→ **WHAT THE TASK ASKS**
Please give the entries again in full and exactly, without any picture.

→ **PROVIDED RECORDS**

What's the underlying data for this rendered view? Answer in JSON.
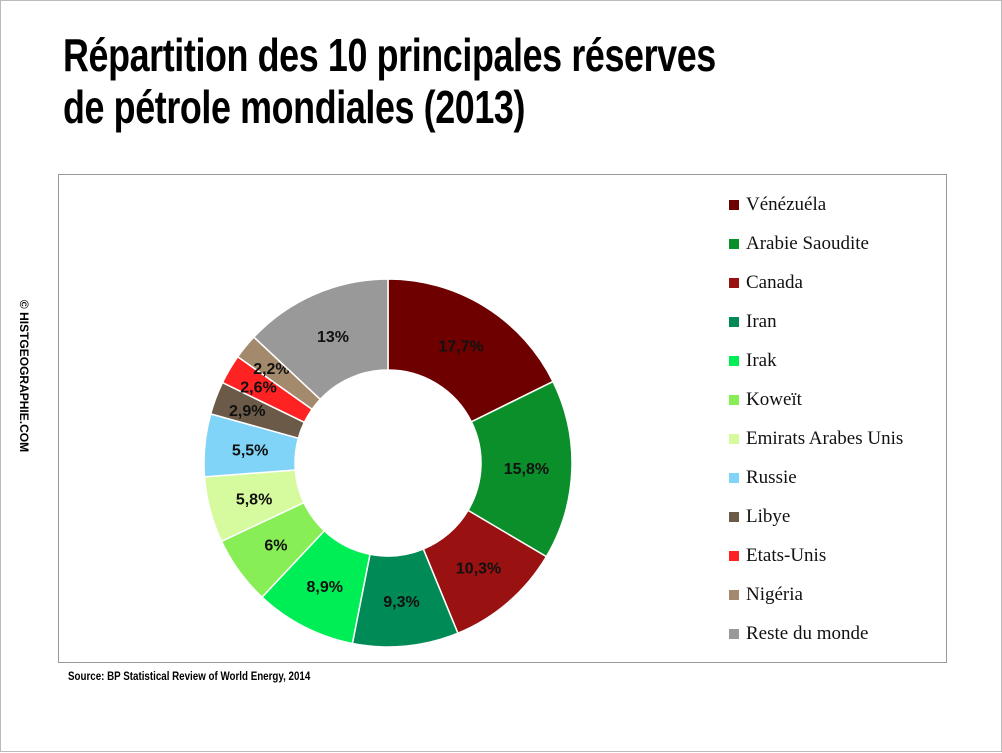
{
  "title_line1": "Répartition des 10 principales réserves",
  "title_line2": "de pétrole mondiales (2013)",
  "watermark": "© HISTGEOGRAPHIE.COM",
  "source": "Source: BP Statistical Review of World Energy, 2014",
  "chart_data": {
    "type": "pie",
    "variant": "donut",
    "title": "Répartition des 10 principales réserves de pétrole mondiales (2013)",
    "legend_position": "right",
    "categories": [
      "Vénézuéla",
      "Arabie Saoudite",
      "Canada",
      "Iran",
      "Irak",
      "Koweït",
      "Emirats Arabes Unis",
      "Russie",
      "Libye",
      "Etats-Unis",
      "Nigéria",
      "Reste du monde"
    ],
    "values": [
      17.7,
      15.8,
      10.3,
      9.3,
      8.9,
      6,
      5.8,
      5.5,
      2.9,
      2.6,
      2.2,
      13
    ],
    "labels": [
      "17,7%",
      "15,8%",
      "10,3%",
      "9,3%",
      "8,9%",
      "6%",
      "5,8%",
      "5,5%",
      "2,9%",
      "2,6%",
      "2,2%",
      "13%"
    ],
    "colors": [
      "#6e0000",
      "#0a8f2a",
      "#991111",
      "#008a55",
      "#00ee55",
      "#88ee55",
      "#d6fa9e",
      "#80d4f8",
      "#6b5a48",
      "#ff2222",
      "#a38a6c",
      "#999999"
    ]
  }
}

→ **OUTPUT BELOW**
What's the underlying data for this rendered view? Answer in JSON.
{
  "title_line1": "Répartition des 10 principales réserves",
  "title_line2": "de pétrole mondiales (2013)",
  "watermark": "© HISTGEOGRAPHIE.COM",
  "source": "Source: BP Statistical Review of World Energy, 2014",
  "chart_data": {
    "type": "pie",
    "variant": "donut",
    "title": "Répartition des 10 principales réserves de pétrole mondiales (2013)",
    "legend_position": "right",
    "categories": [
      "Vénézuéla",
      "Arabie Saoudite",
      "Canada",
      "Iran",
      "Irak",
      "Koweït",
      "Emirats Arabes Unis",
      "Russie",
      "Libye",
      "Etats-Unis",
      "Nigéria",
      "Reste du monde"
    ],
    "values": [
      17.7,
      15.8,
      10.3,
      9.3,
      8.9,
      6,
      5.8,
      5.5,
      2.9,
      2.6,
      2.2,
      13
    ],
    "labels": [
      "17,7%",
      "15,8%",
      "10,3%",
      "9,3%",
      "8,9%",
      "6%",
      "5,8%",
      "5,5%",
      "2,9%",
      "2,6%",
      "2,2%",
      "13%"
    ],
    "colors": [
      "#6e0000",
      "#0a8f2a",
      "#991111",
      "#008a55",
      "#00ee55",
      "#88ee55",
      "#d6fa9e",
      "#80d4f8",
      "#6b5a48",
      "#ff2222",
      "#a38a6c",
      "#999999"
    ]
  }
}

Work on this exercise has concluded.